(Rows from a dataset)
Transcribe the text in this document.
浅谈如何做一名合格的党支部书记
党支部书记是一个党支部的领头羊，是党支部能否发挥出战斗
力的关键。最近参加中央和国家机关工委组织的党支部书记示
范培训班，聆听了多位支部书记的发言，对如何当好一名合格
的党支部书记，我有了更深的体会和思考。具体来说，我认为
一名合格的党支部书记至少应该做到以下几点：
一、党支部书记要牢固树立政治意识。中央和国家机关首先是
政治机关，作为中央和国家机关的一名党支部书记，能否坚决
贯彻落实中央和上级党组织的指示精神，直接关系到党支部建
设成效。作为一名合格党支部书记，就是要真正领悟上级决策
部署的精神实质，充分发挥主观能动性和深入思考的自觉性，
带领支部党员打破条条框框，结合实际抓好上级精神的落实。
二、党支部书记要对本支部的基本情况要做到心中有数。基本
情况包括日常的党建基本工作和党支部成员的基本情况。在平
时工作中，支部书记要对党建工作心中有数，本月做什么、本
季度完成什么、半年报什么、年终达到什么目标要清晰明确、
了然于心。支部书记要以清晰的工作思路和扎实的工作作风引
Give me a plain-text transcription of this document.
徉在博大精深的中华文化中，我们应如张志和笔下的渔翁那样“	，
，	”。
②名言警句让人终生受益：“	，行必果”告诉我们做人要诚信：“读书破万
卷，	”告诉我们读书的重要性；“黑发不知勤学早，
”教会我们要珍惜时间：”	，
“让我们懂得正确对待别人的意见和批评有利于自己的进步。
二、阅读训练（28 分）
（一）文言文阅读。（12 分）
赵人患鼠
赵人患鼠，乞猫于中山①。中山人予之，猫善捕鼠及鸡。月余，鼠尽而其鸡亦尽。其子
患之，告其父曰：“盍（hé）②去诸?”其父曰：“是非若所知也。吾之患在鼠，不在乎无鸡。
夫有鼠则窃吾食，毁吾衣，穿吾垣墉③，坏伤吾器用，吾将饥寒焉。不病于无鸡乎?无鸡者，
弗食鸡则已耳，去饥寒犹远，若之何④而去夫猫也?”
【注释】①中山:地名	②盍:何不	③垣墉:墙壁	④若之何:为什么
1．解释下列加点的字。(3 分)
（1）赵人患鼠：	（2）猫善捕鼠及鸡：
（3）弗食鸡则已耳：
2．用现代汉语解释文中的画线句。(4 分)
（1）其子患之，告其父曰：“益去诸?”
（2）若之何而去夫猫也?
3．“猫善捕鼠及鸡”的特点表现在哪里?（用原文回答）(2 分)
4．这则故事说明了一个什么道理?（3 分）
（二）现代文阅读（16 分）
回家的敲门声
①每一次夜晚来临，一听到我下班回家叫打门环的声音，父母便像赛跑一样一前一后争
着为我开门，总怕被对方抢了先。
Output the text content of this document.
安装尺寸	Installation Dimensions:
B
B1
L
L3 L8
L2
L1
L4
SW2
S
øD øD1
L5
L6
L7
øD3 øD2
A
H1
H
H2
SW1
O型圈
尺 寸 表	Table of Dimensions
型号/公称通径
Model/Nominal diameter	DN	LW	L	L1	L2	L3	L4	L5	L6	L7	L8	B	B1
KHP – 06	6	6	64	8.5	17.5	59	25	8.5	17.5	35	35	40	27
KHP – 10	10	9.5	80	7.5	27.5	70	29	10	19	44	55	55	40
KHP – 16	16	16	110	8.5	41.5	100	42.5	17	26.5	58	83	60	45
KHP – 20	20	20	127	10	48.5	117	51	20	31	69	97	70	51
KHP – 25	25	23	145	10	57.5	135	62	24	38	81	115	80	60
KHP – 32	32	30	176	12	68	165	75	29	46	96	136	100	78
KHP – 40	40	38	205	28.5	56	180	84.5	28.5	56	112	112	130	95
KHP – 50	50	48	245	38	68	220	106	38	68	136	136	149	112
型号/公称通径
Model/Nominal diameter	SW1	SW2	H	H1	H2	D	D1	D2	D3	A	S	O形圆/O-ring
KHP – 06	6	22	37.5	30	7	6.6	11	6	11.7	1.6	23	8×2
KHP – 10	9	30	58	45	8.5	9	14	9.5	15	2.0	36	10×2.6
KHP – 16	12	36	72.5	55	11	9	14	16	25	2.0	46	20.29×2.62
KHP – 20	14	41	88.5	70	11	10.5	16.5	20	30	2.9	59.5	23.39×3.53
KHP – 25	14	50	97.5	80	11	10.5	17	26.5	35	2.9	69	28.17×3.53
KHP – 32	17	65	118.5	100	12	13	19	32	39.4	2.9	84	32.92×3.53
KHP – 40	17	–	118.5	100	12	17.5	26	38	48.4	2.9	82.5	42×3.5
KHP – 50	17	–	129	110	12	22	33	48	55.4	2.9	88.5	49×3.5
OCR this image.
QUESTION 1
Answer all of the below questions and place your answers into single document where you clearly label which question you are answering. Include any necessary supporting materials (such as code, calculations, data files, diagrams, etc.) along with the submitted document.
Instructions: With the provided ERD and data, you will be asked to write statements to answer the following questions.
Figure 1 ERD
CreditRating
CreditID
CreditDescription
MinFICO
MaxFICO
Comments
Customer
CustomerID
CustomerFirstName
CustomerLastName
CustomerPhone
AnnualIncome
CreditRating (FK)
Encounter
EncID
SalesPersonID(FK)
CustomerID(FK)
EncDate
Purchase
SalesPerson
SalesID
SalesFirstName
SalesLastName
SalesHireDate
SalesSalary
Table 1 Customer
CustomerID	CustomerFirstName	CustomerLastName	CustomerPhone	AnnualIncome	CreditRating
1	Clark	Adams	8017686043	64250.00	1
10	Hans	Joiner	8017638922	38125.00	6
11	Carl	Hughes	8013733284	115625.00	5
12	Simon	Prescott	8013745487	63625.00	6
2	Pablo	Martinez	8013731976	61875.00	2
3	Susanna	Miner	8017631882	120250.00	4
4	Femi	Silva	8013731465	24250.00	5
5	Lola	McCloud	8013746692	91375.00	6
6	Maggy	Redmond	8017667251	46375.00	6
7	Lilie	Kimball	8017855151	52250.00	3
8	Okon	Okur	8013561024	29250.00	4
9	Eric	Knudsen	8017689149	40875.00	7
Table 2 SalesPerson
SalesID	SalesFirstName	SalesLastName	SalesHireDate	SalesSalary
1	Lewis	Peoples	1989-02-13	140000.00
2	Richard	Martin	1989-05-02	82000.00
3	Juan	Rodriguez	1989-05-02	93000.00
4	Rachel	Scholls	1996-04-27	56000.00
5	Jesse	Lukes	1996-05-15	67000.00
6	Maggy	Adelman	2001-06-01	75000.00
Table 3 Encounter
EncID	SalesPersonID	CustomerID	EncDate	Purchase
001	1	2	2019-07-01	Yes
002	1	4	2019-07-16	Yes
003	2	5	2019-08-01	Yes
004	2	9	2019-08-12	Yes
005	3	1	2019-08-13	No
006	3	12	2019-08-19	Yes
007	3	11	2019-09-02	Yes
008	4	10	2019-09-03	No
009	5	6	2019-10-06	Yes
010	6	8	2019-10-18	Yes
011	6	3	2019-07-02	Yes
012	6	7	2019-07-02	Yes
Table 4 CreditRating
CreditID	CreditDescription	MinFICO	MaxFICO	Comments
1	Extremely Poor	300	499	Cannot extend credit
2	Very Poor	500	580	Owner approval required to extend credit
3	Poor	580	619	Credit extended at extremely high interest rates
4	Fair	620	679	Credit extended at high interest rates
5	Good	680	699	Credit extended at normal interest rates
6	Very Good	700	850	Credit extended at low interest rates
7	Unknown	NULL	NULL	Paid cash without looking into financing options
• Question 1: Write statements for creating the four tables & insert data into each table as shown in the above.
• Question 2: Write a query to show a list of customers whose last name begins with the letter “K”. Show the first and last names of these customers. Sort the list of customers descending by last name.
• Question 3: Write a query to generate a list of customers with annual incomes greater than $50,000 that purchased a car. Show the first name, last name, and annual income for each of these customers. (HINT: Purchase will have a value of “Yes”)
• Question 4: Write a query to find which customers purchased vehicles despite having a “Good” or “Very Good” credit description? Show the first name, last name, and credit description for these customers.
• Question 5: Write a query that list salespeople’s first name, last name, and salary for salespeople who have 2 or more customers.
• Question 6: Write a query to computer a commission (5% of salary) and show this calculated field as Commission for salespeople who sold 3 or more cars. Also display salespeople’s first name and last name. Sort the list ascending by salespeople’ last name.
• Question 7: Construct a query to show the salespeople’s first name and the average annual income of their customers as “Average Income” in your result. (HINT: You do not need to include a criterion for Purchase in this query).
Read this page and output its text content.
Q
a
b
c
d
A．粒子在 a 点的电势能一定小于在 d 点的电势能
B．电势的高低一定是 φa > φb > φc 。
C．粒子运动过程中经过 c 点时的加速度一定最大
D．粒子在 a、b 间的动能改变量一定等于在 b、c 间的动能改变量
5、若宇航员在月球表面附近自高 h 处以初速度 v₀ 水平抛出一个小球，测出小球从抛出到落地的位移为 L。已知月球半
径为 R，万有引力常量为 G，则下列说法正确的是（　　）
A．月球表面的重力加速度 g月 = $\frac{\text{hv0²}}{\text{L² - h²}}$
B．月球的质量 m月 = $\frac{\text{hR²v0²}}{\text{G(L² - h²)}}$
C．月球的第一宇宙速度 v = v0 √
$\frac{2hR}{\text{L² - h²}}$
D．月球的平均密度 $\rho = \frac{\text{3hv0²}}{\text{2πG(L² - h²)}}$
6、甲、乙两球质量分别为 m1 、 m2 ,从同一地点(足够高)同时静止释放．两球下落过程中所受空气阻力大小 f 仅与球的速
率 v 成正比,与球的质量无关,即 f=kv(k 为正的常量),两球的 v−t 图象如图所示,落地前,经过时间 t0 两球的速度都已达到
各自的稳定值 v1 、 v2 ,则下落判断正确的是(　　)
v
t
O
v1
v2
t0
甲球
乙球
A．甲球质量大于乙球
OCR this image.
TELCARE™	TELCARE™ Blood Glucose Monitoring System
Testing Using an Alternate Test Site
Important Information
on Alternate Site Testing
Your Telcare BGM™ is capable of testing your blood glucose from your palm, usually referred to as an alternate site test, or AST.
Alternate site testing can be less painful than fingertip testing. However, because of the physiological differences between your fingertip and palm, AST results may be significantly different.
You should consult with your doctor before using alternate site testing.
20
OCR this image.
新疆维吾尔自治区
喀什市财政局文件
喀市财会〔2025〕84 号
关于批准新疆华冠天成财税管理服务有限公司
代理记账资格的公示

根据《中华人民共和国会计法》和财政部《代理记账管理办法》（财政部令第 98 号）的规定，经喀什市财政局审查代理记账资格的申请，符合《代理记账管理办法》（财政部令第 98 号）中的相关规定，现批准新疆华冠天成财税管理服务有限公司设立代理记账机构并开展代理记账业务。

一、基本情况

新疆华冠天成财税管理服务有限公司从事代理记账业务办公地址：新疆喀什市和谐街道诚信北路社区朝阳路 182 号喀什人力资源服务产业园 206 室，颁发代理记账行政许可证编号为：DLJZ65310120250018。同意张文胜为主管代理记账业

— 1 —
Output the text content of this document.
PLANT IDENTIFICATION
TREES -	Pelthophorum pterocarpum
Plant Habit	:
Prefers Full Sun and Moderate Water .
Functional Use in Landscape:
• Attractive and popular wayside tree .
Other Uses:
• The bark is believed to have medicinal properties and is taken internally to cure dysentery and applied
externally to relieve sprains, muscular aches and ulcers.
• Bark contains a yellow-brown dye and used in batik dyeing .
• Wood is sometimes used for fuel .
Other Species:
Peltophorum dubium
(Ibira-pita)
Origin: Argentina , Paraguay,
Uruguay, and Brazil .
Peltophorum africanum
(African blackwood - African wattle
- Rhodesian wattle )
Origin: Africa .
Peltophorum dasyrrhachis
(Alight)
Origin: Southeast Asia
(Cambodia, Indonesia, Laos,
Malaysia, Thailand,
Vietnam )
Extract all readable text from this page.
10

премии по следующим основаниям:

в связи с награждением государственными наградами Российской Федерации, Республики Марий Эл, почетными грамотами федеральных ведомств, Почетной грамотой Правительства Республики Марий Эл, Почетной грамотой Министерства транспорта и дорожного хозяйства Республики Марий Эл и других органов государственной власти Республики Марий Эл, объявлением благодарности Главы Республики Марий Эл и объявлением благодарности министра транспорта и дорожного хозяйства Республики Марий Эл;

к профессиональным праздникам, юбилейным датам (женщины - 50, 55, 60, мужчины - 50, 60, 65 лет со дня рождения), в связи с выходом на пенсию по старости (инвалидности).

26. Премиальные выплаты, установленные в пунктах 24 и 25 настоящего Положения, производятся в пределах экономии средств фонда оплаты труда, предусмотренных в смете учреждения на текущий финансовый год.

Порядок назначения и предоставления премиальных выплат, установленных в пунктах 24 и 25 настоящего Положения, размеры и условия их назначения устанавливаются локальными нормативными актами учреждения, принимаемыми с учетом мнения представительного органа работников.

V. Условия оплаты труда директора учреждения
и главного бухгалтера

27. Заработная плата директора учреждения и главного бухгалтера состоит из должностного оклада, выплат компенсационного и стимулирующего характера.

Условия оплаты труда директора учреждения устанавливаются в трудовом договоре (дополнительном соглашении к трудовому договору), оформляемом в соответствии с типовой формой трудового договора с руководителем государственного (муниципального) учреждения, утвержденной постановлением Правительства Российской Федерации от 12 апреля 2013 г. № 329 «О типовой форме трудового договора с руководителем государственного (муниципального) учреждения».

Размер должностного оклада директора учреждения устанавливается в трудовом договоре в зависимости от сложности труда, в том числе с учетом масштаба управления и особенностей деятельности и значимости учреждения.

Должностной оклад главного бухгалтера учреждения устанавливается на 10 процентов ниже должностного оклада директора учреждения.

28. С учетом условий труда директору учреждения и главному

▶ Your goal:
Tally up the lines with the word "document" in them, and answer with that number by itself.

▶ Answer to this problem:
5